» **Description of the task**: Output each entry below as it stands, leaving out every picture.

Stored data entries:

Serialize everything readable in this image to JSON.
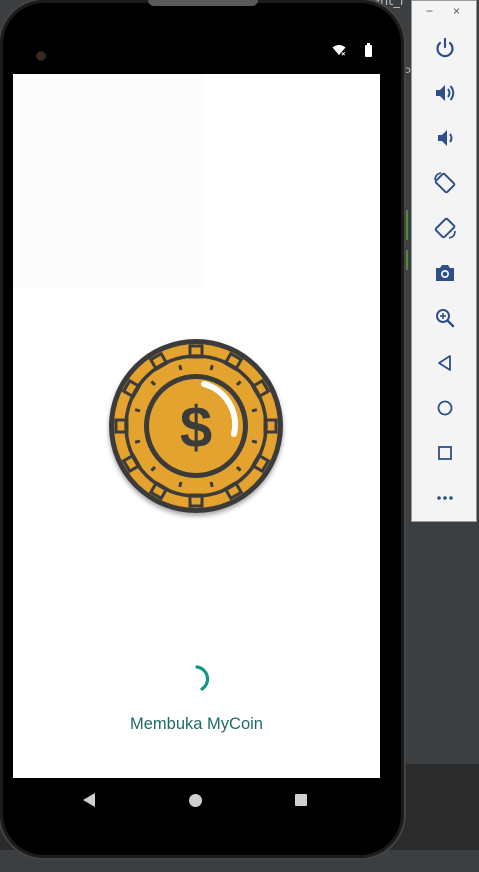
{
  "ide": {
    "top_text": "ent_r",
    "side_letter": "P"
  },
  "status_bar": {
    "wifi_icon": "wifi-off-icon",
    "battery_icon": "battery-full-icon"
  },
  "splash": {
    "logo": "dollar-coin-icon",
    "loading_text": "Membuka MyCoin",
    "accent_color": "#13968a",
    "coin_color": "#e4a22e"
  },
  "navbar": {
    "back": "back-icon",
    "home": "home-icon",
    "recents": "recents-icon"
  },
  "emulator_toolbar": {
    "minimize_label": "−",
    "close_label": "×",
    "buttons": [
      "power",
      "volume-up",
      "volume-down",
      "rotate-left",
      "rotate-right",
      "screenshot",
      "zoom",
      "back",
      "home",
      "overview",
      "more"
    ]
  }
}
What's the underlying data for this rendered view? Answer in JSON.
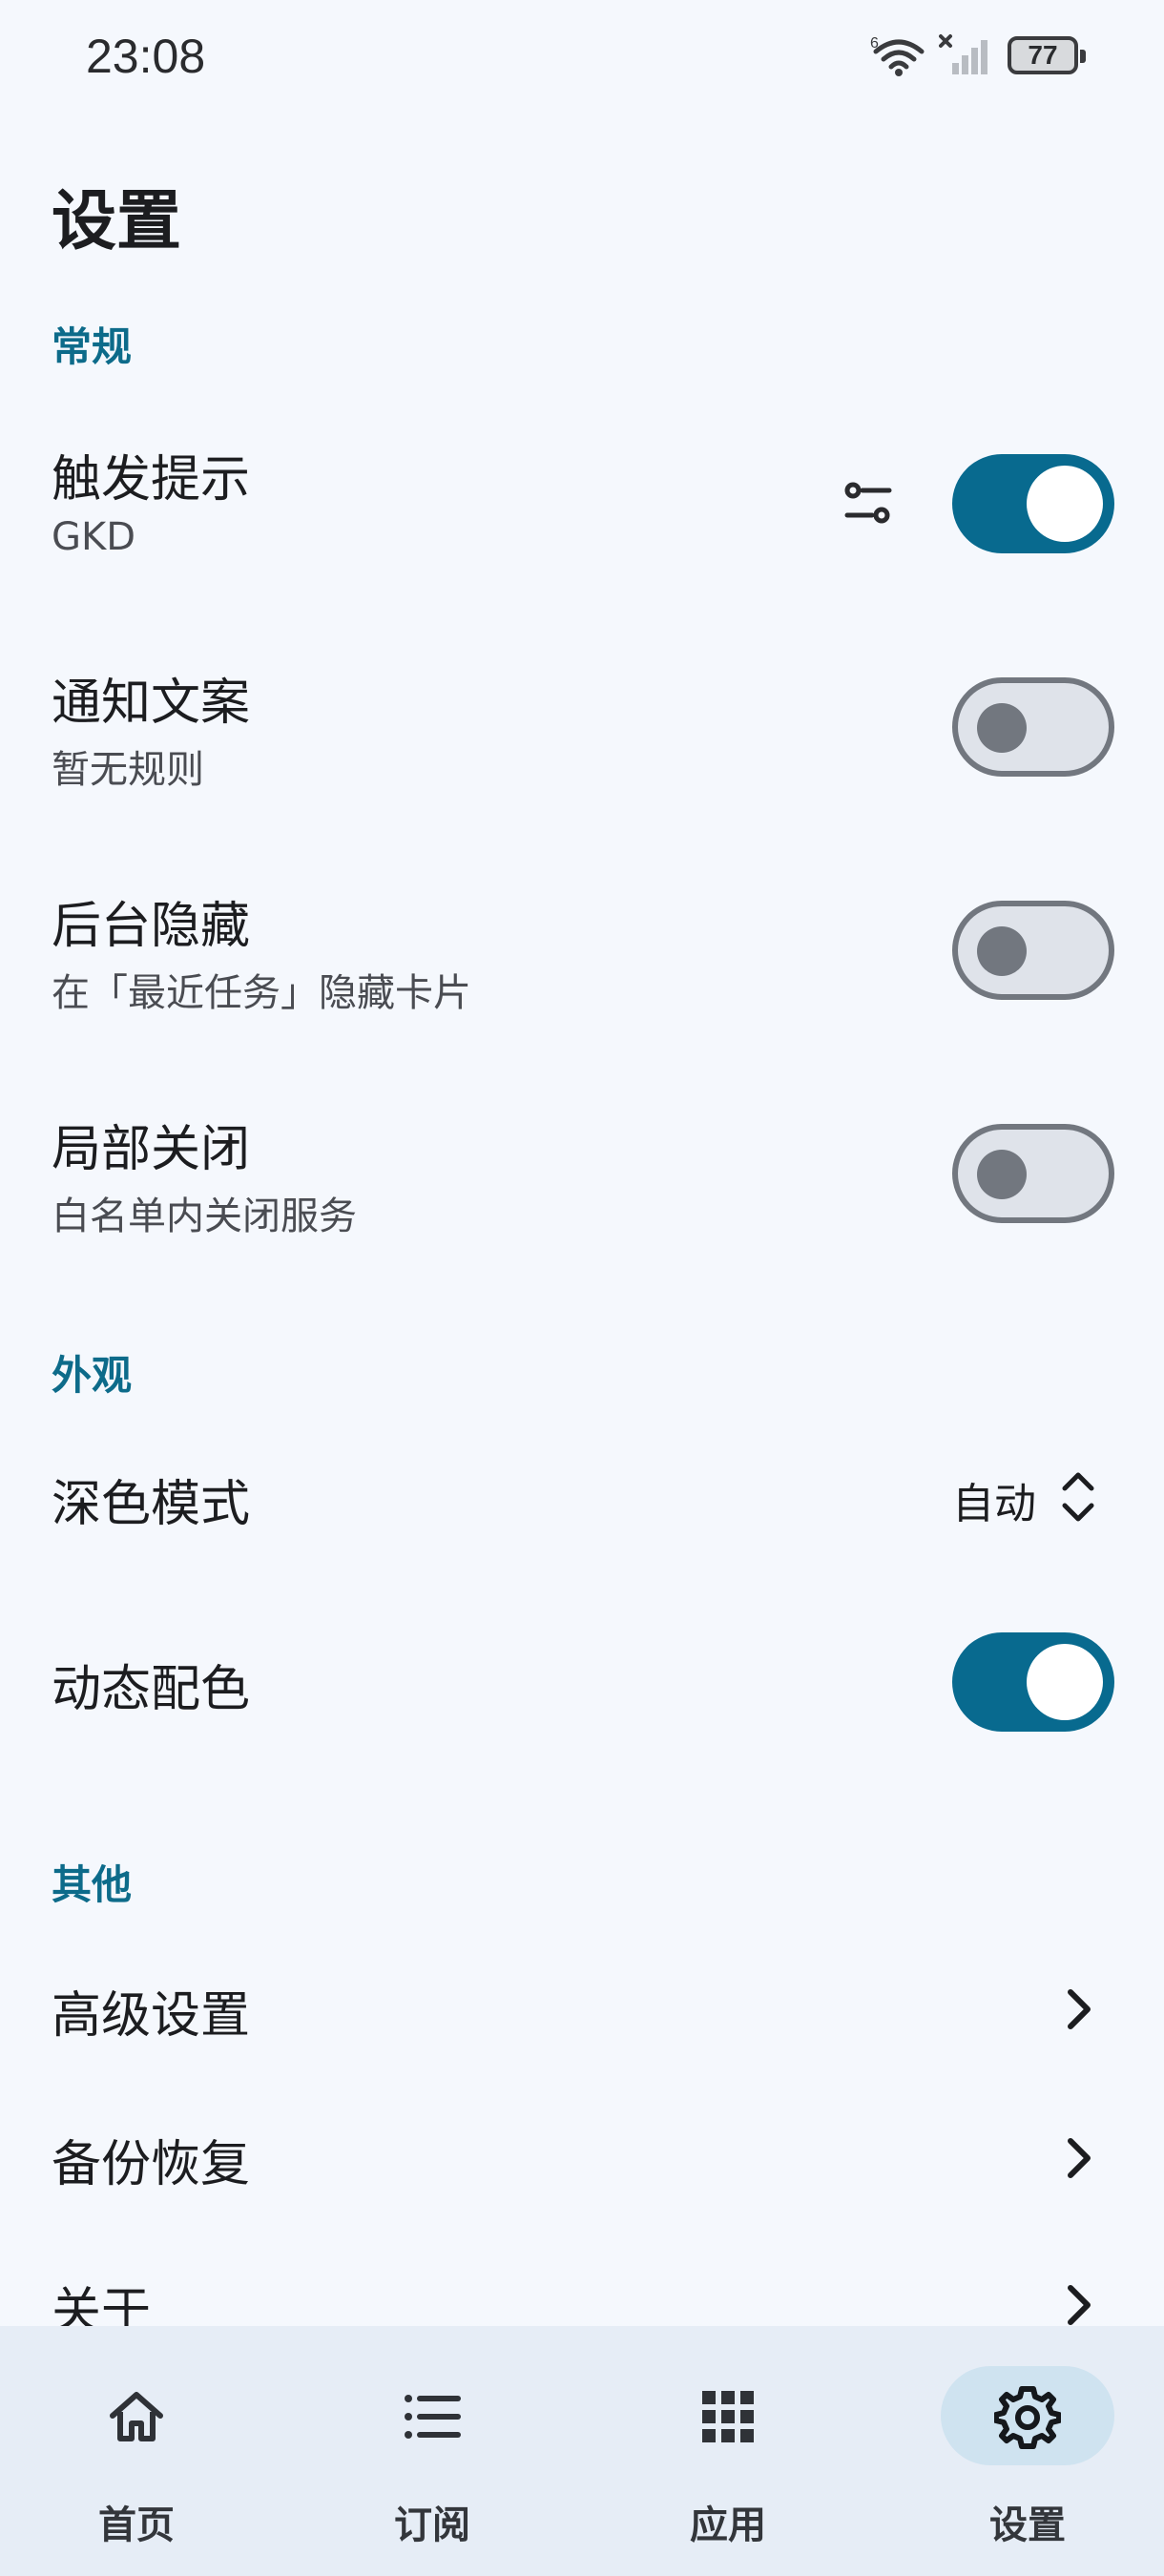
{
  "status_bar": {
    "time": "23:08",
    "battery": "77",
    "network_label": "6"
  },
  "page": {
    "title": "设置"
  },
  "sections": {
    "general": "常规",
    "appearance": "外观",
    "other": "其他"
  },
  "settings": {
    "trigger_tip": {
      "title": "触发提示",
      "subtitle": "GKD",
      "enabled": true
    },
    "notification_text": {
      "title": "通知文案",
      "subtitle": "暂无规则",
      "enabled": false
    },
    "background_hide": {
      "title": "后台隐藏",
      "subtitle": "在「最近任务」隐藏卡片",
      "enabled": false
    },
    "partial_close": {
      "title": "局部关闭",
      "subtitle": "白名单内关闭服务",
      "enabled": false
    },
    "dark_mode": {
      "title": "深色模式",
      "value": "自动"
    },
    "dynamic_color": {
      "title": "动态配色",
      "enabled": true
    },
    "advanced": {
      "title": "高级设置"
    },
    "backup": {
      "title": "备份恢复"
    },
    "about": {
      "title": "关于"
    }
  },
  "bottom_nav": {
    "items": [
      {
        "label": "首页",
        "icon": "home-icon",
        "active": false
      },
      {
        "label": "订阅",
        "icon": "list-icon",
        "active": false
      },
      {
        "label": "应用",
        "icon": "grid-icon",
        "active": false
      },
      {
        "label": "设置",
        "icon": "gear-icon",
        "active": true
      }
    ]
  },
  "colors": {
    "accent": "#086a8f",
    "section_header": "#0d6b8a",
    "background": "#f5f8fd",
    "nav_background": "#e6edf6",
    "switch_off_track": "#dfe3ea",
    "switch_off_outline": "#72777f"
  }
}
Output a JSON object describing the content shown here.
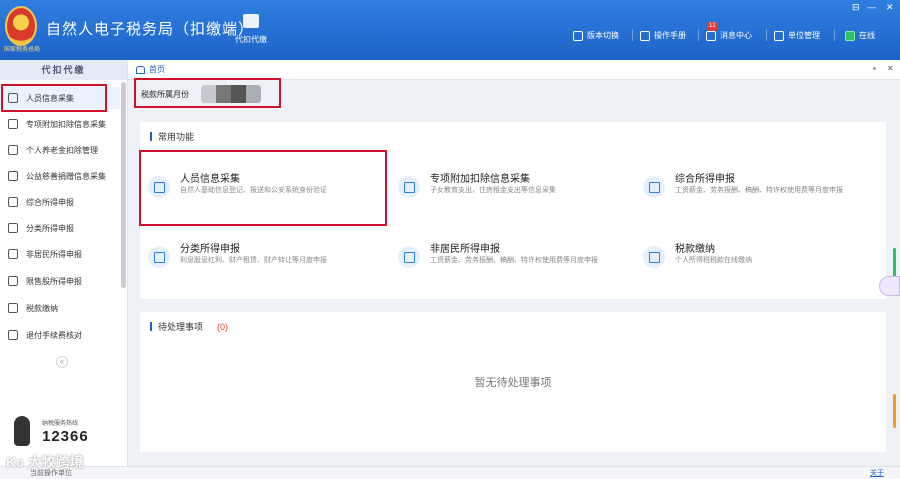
{
  "app": {
    "emblem_caption": "国家税务总局",
    "title": "自然人电子税务局（扣缴端）",
    "proxy_label": "代扣代缴"
  },
  "toolbar": {
    "version_switch": "版本切换",
    "manual": "操作手册",
    "message_center": "消息中心",
    "message_badge": "12",
    "unit_manage": "单位管理",
    "online": "在线"
  },
  "window_controls": [
    "⊟",
    "—",
    "✕"
  ],
  "sidebar": {
    "header": "代扣代缴",
    "items": [
      {
        "label": "人员信息采集",
        "icon": "person-icon"
      },
      {
        "label": "专项附加扣除信息采集",
        "icon": "list-icon"
      },
      {
        "label": "个人养老金扣除管理",
        "icon": "card-icon"
      },
      {
        "label": "公益慈善捐赠信息采集",
        "icon": "charity-icon"
      },
      {
        "label": "综合所得申报",
        "icon": "layers-icon"
      },
      {
        "label": "分类所得申报",
        "icon": "pie-icon"
      },
      {
        "label": "非居民所得申报",
        "icon": "globe-icon"
      },
      {
        "label": "限售股所得申报",
        "icon": "bar-chart-icon"
      },
      {
        "label": "税款缴纳",
        "icon": "wallet-icon"
      },
      {
        "label": "退付手续费核对",
        "icon": "document-icon"
      }
    ],
    "collapse": "«",
    "hotline_label": "纳税服务热线",
    "hotline_number": "12366"
  },
  "tabs": {
    "home": "首页",
    "controls": [
      "▪",
      "✕"
    ]
  },
  "period": {
    "label": "税款所属月份"
  },
  "common": {
    "title": "常用功能",
    "functions": [
      {
        "name": "人员信息采集",
        "desc": "自然人基础信息登记、报送和公安系统身份验证"
      },
      {
        "name": "专项附加扣除信息采集",
        "desc": "子女教育支出，住房租金支出等信息采集"
      },
      {
        "name": "综合所得申报",
        "desc": "工资薪金、劳务报酬、稿酬、特许权使用费等月度申报"
      },
      {
        "name": "分类所得申报",
        "desc": "利息股息红利、财产租赁、财产转让等月度申报"
      },
      {
        "name": "非居民所得申报",
        "desc": "工资薪金、劳务报酬、稿酬、特许权使用费等月度申报"
      },
      {
        "name": "税款缴纳",
        "desc": "个人所得税税款在线缴纳"
      }
    ]
  },
  "pending": {
    "title": "待处理事项",
    "count": "(0)",
    "empty": "暂无待处理事项"
  },
  "statusbar": {
    "left": "当前操作单位",
    "right": "关于"
  },
  "watermark": "Kc 大牧跨境",
  "colors": {
    "brand": "#1e63c7",
    "highlight": "#d0102c",
    "badge": "#e53935"
  }
}
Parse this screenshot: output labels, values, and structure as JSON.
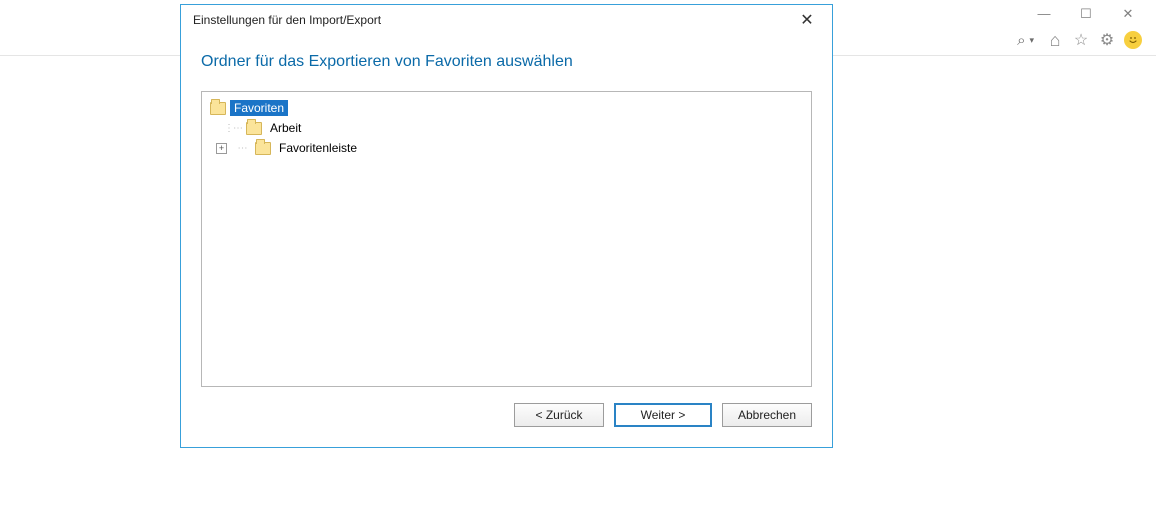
{
  "window_controls": {
    "minimize": "—",
    "maximize": "☐",
    "close": "✕"
  },
  "toolbar": {
    "search_icon": "⌕",
    "dropdown_caret": "▾",
    "home_icon": "⌂",
    "favorites_icon": "☆",
    "settings_icon": "⚙",
    "smiley_icon": "🙂"
  },
  "dialog": {
    "title": "Einstellungen für den Import/Export",
    "close_glyph": "✕",
    "heading": "Ordner für das Exportieren von Favoriten auswählen",
    "tree": {
      "root": {
        "label": "Favoriten",
        "selected": true,
        "expandable": false
      },
      "children": [
        {
          "label": "Arbeit",
          "expandable": false
        },
        {
          "label": "Favoritenleiste",
          "expandable": true
        }
      ]
    },
    "buttons": {
      "back": "< Zurück",
      "next": "Weiter >",
      "cancel": "Abbrechen"
    }
  }
}
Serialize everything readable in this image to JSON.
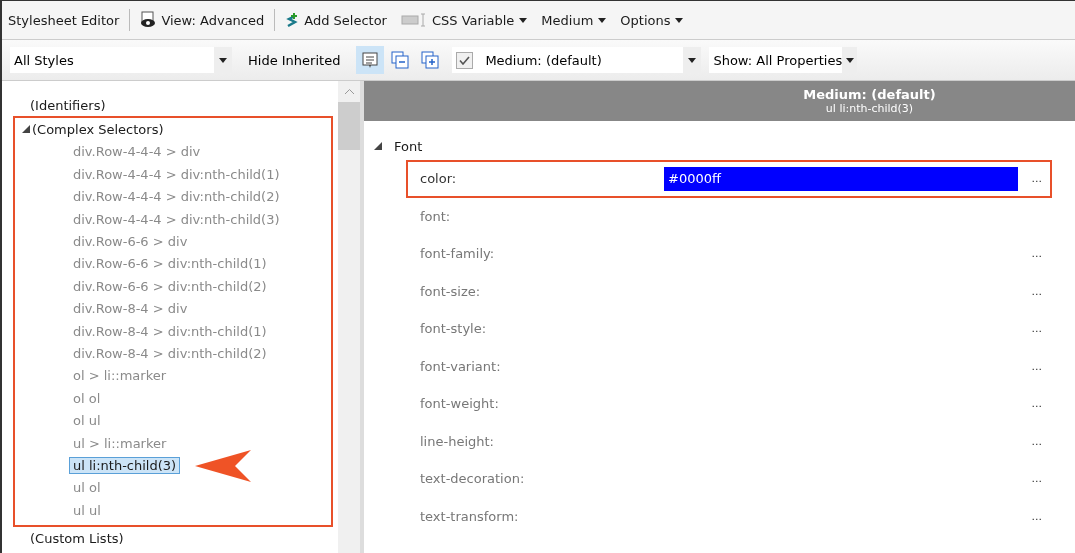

» **The completed task**:
Serialize everything readable in this image to JSON.
{
  "ide": {
    "top_text": "ent_r",
    "side_letter": "P"
  },
  "status_bar": {
    "wifi_icon": "wifi-off-icon",
    "battery_icon": "battery-full-icon"
  },
  "splash": {
    "logo": "dollar-coin-icon",
    "loading_text": "Membuka MyCoin",
    "accent_color": "#13968a",
    "coin_color": "#e4a22e"
  },
  "navbar": {
    "back": "back-icon",
    "home": "home-icon",
    "recents": "recents-icon"
  },
  "emulator_toolbar": {
    "minimize_label": "−",
    "close_label": "×",
    "buttons": [
      "power",
      "volume-up",
      "volume-down",
      "rotate-left",
      "rotate-right",
      "screenshot",
      "zoom",
      "back",
      "home",
      "overview",
      "more"
    ]
  }
}
What's the underlying data for this rendered view? Answer in JSON.
{
  "status_bar": {
    "time": "23:08",
    "battery": "77",
    "network_label": "6"
  },
  "page": {
    "title": "设置"
  },
  "sections": {
    "general": "常规",
    "appearance": "外观",
    "other": "其他"
  },
  "settings": {
    "trigger_tip": {
      "title": "触发提示",
      "subtitle": "GKD",
      "enabled": true
    },
    "notification_text": {
      "title": "通知文案",
      "subtitle": "暂无规则",
      "enabled": false
    },
    "background_hide": {
      "title": "后台隐藏",
      "subtitle": "在「最近任务」隐藏卡片",
      "enabled": false
    },
    "partial_close": {
      "title": "局部关闭",
      "subtitle": "白名单内关闭服务",
      "enabled": false
    },
    "dark_mode": {
      "title": "深色模式",
      "value": "自动"
    },
    "dynamic_color": {
      "title": "动态配色",
      "enabled": true
    },
    "advanced": {
      "title": "高级设置"
    },
    "backup": {
      "title": "备份恢复"
    },
    "about": {
      "title": "关于"
    }
  },
  "bottom_nav": {
    "items": [
      {
        "label": "首页",
        "icon": "home-icon",
        "active": false
      },
      {
        "label": "订阅",
        "icon": "list-icon",
        "active": false
      },
      {
        "label": "应用",
        "icon": "grid-icon",
        "active": false
      },
      {
        "label": "设置",
        "icon": "gear-icon",
        "active": true
      }
    ]
  },
  "colors": {
    "accent": "#086a8f",
    "section_header": "#0d6b8a",
    "background": "#f5f8fd",
    "nav_background": "#e6edf6",
    "switch_off_track": "#dfe3ea",
    "switch_off_outline": "#72777f"
  }
}
Output a JSON object describing the content shown here.
{
  "app": {
    "emblem_caption": "国家税务总局",
    "title": "自然人电子税务局（扣缴端）",
    "proxy_label": "代扣代缴"
  },
  "toolbar": {
    "version_switch": "版本切换",
    "manual": "操作手册",
    "message_center": "消息中心",
    "message_badge": "12",
    "unit_manage": "单位管理",
    "online": "在线"
  },
  "window_controls": [
    "⊟",
    "—",
    "✕"
  ],
  "sidebar": {
    "header": "代扣代缴",
    "items": [
      {
        "label": "人员信息采集",
        "icon": "person-icon"
      },
      {
        "label": "专项附加扣除信息采集",
        "icon": "list-icon"
      },
      {
        "label": "个人养老金扣除管理",
        "icon": "card-icon"
      },
      {
        "label": "公益慈善捐赠信息采集",
        "icon": "charity-icon"
      },
      {
        "label": "综合所得申报",
        "icon": "layers-icon"
      },
      {
        "label": "分类所得申报",
        "icon": "pie-icon"
      },
      {
        "label": "非居民所得申报",
        "icon": "globe-icon"
      },
      {
        "label": "限售股所得申报",
        "icon": "bar-chart-icon"
      },
      {
        "label": "税款缴纳",
        "icon": "wallet-icon"
      },
      {
        "label": "退付手续费核对",
        "icon": "document-icon"
      }
    ],
    "collapse": "«",
    "hotline_label": "纳税服务热线",
    "hotline_number": "12366"
  },
  "tabs": {
    "home": "首页",
    "controls": [
      "▪",
      "✕"
    ]
  },
  "period": {
    "label": "税款所属月份"
  },
  "common": {
    "title": "常用功能",
    "functions": [
      {
        "name": "人员信息采集",
        "desc": "自然人基础信息登记、报送和公安系统身份验证"
      },
      {
        "name": "专项附加扣除信息采集",
        "desc": "子女教育支出，住房租金支出等信息采集"
      },
      {
        "name": "综合所得申报",
        "desc": "工资薪金、劳务报酬、稿酬、特许权使用费等月度申报"
      },
      {
        "name": "分类所得申报",
        "desc": "利息股息红利、财产租赁、财产转让等月度申报"
      },
      {
        "name": "非居民所得申报",
        "desc": "工资薪金、劳务报酬、稿酬、特许权使用费等月度申报"
      },
      {
        "name": "税款缴纳",
        "desc": "个人所得税税款在线缴纳"
      }
    ]
  },
  "pending": {
    "title": "待处理事项",
    "count": "(0)",
    "empty": "暂无待处理事项"
  },
  "statusbar": {
    "left": "当前操作单位",
    "right": "关于"
  },
  "watermark": "Kc 大牧跨境",
  "colors": {
    "brand": "#1e63c7",
    "highlight": "#d0102c",
    "badge": "#e53935"
  }
}
Parse this screenshot: output labels, values, and structure as JSON.
{
  "window_controls": {
    "minimize": "—",
    "maximize": "☐",
    "close": "✕"
  },
  "toolbar": {
    "search_icon": "⌕",
    "dropdown_caret": "▾",
    "home_icon": "⌂",
    "favorites_icon": "☆",
    "settings_icon": "⚙",
    "smiley_icon": "🙂"
  },
  "dialog": {
    "title": "Einstellungen für den Import/Export",
    "close_glyph": "✕",
    "heading": "Ordner für das Exportieren von Favoriten auswählen",
    "tree": {
      "root": {
        "label": "Favoriten",
        "selected": true,
        "expandable": false
      },
      "children": [
        {
          "label": "Arbeit",
          "expandable": false
        },
        {
          "label": "Favoritenleiste",
          "expandable": true
        }
      ]
    },
    "buttons": {
      "back": "< Zurück",
      "next": "Weiter >",
      "cancel": "Abbrechen"
    }
  }
}
Serialize everything readable in this image to JSON.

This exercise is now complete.